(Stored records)
-=-=-
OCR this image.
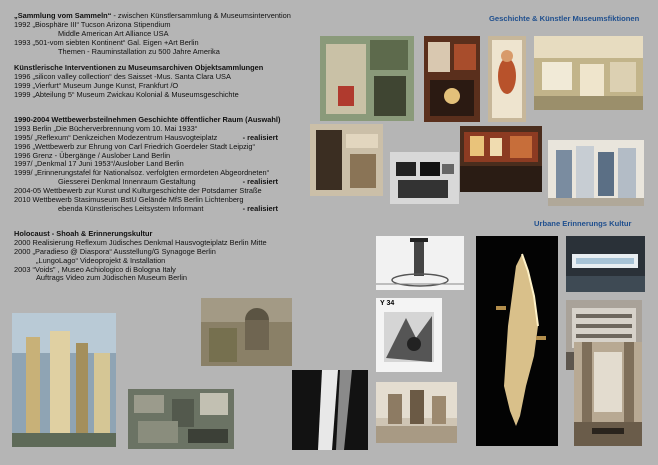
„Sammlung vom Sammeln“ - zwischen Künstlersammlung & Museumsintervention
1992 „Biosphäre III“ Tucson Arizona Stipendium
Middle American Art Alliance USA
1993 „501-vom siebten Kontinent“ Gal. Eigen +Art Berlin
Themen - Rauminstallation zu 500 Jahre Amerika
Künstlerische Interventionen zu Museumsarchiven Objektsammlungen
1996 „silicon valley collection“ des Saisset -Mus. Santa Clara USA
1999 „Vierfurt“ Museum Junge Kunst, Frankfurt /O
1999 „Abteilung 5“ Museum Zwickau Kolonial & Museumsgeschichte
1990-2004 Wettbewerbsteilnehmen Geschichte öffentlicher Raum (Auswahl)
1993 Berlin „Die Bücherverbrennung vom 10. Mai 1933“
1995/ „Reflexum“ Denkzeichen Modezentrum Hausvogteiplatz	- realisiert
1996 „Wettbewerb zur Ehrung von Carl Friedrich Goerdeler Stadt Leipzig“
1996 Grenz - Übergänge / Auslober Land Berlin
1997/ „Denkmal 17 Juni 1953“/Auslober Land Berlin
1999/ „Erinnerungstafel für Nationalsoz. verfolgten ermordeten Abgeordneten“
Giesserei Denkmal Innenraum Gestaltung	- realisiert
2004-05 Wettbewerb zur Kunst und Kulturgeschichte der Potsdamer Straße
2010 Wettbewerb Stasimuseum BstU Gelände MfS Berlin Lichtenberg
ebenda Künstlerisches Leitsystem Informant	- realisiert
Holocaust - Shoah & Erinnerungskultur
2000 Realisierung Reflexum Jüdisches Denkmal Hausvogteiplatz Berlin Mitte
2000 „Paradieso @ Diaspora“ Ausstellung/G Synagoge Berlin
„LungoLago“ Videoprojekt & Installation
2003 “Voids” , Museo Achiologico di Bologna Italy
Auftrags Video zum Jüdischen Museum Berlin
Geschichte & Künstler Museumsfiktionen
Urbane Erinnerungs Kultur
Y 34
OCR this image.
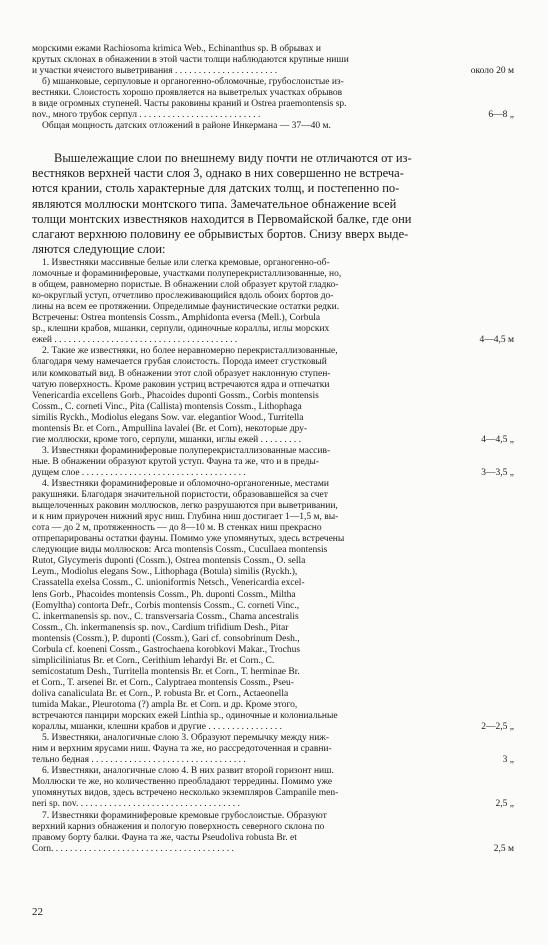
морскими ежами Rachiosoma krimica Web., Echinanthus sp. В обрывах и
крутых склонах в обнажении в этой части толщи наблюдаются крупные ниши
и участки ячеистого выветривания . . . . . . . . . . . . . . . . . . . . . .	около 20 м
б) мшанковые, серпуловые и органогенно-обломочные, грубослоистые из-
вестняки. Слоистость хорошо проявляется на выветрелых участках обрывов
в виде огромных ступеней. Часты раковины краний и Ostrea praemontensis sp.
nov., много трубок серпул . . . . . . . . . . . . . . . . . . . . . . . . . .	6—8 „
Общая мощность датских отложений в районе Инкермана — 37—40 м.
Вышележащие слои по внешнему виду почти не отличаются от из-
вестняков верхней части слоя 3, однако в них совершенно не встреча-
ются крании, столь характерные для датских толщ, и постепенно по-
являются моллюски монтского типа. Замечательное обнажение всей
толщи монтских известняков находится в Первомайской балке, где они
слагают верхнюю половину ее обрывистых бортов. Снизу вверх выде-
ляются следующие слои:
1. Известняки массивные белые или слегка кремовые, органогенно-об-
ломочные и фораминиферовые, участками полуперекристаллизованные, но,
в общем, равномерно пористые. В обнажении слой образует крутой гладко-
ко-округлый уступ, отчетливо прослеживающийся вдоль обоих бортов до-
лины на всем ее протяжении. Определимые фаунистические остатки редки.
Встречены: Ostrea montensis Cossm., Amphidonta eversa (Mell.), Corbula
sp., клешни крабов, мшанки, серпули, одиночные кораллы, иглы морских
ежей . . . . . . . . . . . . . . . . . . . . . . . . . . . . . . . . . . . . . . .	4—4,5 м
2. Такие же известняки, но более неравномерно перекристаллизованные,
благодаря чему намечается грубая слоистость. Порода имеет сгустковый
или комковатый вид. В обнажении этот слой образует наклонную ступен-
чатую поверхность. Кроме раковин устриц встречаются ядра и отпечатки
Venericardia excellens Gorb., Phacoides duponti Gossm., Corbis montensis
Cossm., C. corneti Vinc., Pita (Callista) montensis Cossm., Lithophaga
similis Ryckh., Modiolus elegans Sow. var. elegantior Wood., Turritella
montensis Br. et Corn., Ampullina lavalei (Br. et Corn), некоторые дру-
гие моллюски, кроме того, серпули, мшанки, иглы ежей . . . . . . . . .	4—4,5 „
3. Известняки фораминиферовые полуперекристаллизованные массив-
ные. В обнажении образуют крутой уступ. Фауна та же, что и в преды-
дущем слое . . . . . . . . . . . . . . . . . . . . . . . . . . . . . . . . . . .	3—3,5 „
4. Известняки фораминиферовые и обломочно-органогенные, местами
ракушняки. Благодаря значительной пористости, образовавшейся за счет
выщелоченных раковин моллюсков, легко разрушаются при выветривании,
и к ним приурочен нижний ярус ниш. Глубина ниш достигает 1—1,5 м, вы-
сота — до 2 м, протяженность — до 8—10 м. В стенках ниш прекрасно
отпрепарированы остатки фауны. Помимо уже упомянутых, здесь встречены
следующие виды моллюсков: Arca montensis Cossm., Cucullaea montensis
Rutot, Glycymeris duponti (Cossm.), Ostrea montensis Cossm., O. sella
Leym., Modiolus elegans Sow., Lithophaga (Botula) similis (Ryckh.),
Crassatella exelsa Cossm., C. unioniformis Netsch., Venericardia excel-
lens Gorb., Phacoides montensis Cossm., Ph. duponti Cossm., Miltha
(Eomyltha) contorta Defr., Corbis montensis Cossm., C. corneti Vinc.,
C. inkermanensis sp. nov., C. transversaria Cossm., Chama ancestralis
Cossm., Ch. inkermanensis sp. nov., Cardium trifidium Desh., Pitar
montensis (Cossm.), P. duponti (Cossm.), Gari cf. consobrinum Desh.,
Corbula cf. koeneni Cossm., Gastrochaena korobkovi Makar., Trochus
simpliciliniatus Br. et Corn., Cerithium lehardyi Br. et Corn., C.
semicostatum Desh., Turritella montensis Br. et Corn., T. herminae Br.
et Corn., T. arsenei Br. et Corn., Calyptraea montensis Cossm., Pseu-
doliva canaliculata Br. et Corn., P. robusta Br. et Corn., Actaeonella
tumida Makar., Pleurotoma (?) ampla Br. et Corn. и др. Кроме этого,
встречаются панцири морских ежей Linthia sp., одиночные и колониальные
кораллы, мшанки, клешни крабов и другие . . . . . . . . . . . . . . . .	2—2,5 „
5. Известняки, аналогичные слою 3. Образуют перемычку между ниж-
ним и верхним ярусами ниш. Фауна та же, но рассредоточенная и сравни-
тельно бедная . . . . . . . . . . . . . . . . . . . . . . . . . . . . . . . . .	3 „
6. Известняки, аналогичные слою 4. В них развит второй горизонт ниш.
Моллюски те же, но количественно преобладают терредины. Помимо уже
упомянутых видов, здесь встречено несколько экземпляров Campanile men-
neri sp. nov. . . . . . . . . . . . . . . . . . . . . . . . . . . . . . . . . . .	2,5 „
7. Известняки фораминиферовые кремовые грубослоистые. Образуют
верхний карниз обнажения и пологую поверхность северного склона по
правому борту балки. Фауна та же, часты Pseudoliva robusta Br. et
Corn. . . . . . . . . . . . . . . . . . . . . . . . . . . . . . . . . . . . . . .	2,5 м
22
-=-=-
Each record must be quoted in full and exactly. Do not include the pictures.

OCR this image.
„Sammlung vom Sammeln“ - zwischen Künstlersammlung & Museumsintervention
1992 „Biosphäre III“ Tucson Arizona Stipendium
Middle American Art Alliance USA
1993 „501-vom siebten Kontinent“ Gal. Eigen +Art Berlin
Themen - Rauminstallation zu 500 Jahre Amerika
Künstlerische Interventionen zu Museumsarchiven Objektsammlungen
1996 „silicon valley collection“ des Saisset -Mus. Santa Clara USA
1999 „Vierfurt“ Museum Junge Kunst, Frankfurt /O
1999 „Abteilung 5“ Museum Zwickau Kolonial & Museumsgeschichte
1990-2004 Wettbewerbsteilnehmen Geschichte öffentlicher Raum (Auswahl)
1993 Berlin „Die Bücherverbrennung vom 10. Mai 1933“
1995/ „Reflexum“ Denkzeichen Modezentrum Hausvogteiplatz	- realisiert
1996 „Wettbewerb zur Ehrung von Carl Friedrich Goerdeler Stadt Leipzig“
1996 Grenz - Übergänge / Auslober Land Berlin
1997/ „Denkmal 17 Juni 1953“/Auslober Land Berlin
1999/ „Erinnerungstafel für Nationalsoz. verfolgten ermordeten Abgeordneten“
Giesserei Denkmal Innenraum Gestaltung	- realisiert
2004-05 Wettbewerb zur Kunst und Kulturgeschichte der Potsdamer Straße
2010 Wettbewerb Stasimuseum BstU Gelände MfS Berlin Lichtenberg
ebenda Künstlerisches Leitsystem Informant	- realisiert
Holocaust - Shoah & Erinnerungskultur
2000 Realisierung Reflexum Jüdisches Denkmal Hausvogteiplatz Berlin Mitte
2000 „Paradieso @ Diaspora“ Ausstellung/G Synagoge Berlin
„LungoLago“ Videoprojekt & Installation
2003 “Voids” , Museo Achiologico di Bologna Italy
Auftrags Video zum Jüdischen Museum Berlin
Geschichte & Künstler Museumsfiktionen
Urbane Erinnerungs Kultur
Y 34
OCR this image.
морскими ежами Rachiosoma krimica Web., Echinanthus sp. В обрывах и
крутых склонах в обнажении в этой части толщи наблюдаются крупные ниши
и участки ячеистого выветривания . . . . . . . . . . . . . . . . . . . . . .	около 20 м
б) мшанковые, серпуловые и органогенно-обломочные, грубослоистые из-
вестняки. Слоистость хорошо проявляется на выветрелых участках обрывов
в виде огромных ступеней. Часты раковины краний и Ostrea praemontensis sp.
nov., много трубок серпул . . . . . . . . . . . . . . . . . . . . . . . . . .	6—8 „
Общая мощность датских отложений в районе Инкермана — 37—40 м.
Вышележащие слои по внешнему виду почти не отличаются от из-
вестняков верхней части слоя 3, однако в них совершенно не встреча-
ются крании, столь характерные для датских толщ, и постепенно по-
являются моллюски монтского типа. Замечательное обнажение всей
толщи монтских известняков находится в Первомайской балке, где они
слагают верхнюю половину ее обрывистых бортов. Снизу вверх выде-
ляются следующие слои:
1. Известняки массивные белые или слегка кремовые, органогенно-об-
ломочные и фораминиферовые, участками полуперекристаллизованные, но,
в общем, равномерно пористые. В обнажении слой образует крутой гладко-
ко-округлый уступ, отчетливо прослеживающийся вдоль обоих бортов до-
лины на всем ее протяжении. Определимые фаунистические остатки редки.
Встречены: Ostrea montensis Cossm., Amphidonta eversa (Mell.), Corbula
sp., клешни крабов, мшанки, серпули, одиночные кораллы, иглы морских
ежей . . . . . . . . . . . . . . . . . . . . . . . . . . . . . . . . . . . . . . .	4—4,5 м
2. Такие же известняки, но более неравномерно перекристаллизованные,
благодаря чему намечается грубая слоистость. Порода имеет сгустковый
или комковатый вид. В обнажении этот слой образует наклонную ступен-
чатую поверхность. Кроме раковин устриц встречаются ядра и отпечатки
Venericardia excellens Gorb., Phacoides duponti Gossm., Corbis montensis
Cossm., C. corneti Vinc., Pita (Callista) montensis Cossm., Lithophaga
similis Ryckh., Modiolus elegans Sow. var. elegantior Wood., Turritella
montensis Br. et Corn., Ampullina lavalei (Br. et Corn), некоторые дру-
гие моллюски, кроме того, серпули, мшанки, иглы ежей . . . . . . . . .	4—4,5 „
3. Известняки фораминиферовые полуперекристаллизованные массив-
ные. В обнажении образуют крутой уступ. Фауна та же, что и в преды-
дущем слое . . . . . . . . . . . . . . . . . . . . . . . . . . . . . . . . . . .	3—3,5 „
4. Известняки фораминиферовые и обломочно-органогенные, местами
ракушняки. Благодаря значительной пористости, образовавшейся за счет
выщелоченных раковин моллюсков, легко разрушаются при выветривании,
и к ним приурочен нижний ярус ниш. Глубина ниш достигает 1—1,5 м, вы-
сота — до 2 м, протяженность — до 8—10 м. В стенках ниш прекрасно
отпрепарированы остатки фауны. Помимо уже упомянутых, здесь встречены
следующие виды моллюсков: Arca montensis Cossm., Cucullaea montensis
Rutot, Glycymeris duponti (Cossm.), Ostrea montensis Cossm., O. sella
Leym., Modiolus elegans Sow., Lithophaga (Botula) similis (Ryckh.),
Crassatella exelsa Cossm., C. unioniformis Netsch., Venericardia excel-
lens Gorb., Phacoides montensis Cossm., Ph. duponti Cossm., Miltha
(Eomyltha) contorta Defr., Corbis montensis Cossm., C. corneti Vinc.,
C. inkermanensis sp. nov., C. transversaria Cossm., Chama ancestralis
Cossm., Ch. inkermanensis sp. nov., Cardium trifidium Desh., Pitar
montensis (Cossm.), P. duponti (Cossm.), Gari cf. consobrinum Desh.,
Corbula cf. koeneni Cossm., Gastrochaena korobkovi Makar., Trochus
simpliciliniatus Br. et Corn., Cerithium lehardyi Br. et Corn., C.
semicostatum Desh., Turritella montensis Br. et Corn., T. herminae Br.
et Corn., T. arsenei Br. et Corn., Calyptraea montensis Cossm., Pseu-
doliva canaliculata Br. et Corn., P. robusta Br. et Corn., Actaeonella
tumida Makar., Pleurotoma (?) ampla Br. et Corn. и др. Кроме этого,
встречаются панцири морских ежей Linthia sp., одиночные и колониальные
кораллы, мшанки, клешни крабов и другие . . . . . . . . . . . . . . . .	2—2,5 „
5. Известняки, аналогичные слою 3. Образуют перемычку между ниж-
ним и верхним ярусами ниш. Фауна та же, но рассредоточенная и сравни-
тельно бедная . . . . . . . . . . . . . . . . . . . . . . . . . . . . . . . . .	3 „
6. Известняки, аналогичные слою 4. В них развит второй горизонт ниш.
Моллюски те же, но количественно преобладают терредины. Помимо уже
упомянутых видов, здесь встречено несколько экземпляров Campanile men-
neri sp. nov. . . . . . . . . . . . . . . . . . . . . . . . . . . . . . . . . . .	2,5 „
7. Известняки фораминиферовые кремовые грубослоистые. Образуют
верхний карниз обнажения и пологую поверхность северного склона по
правому борту балки. Фауна та же, часты Pseudoliva robusta Br. et
Corn. . . . . . . . . . . . . . . . . . . . . . . . . . . . . . . . . . . . . . .	2,5 м
22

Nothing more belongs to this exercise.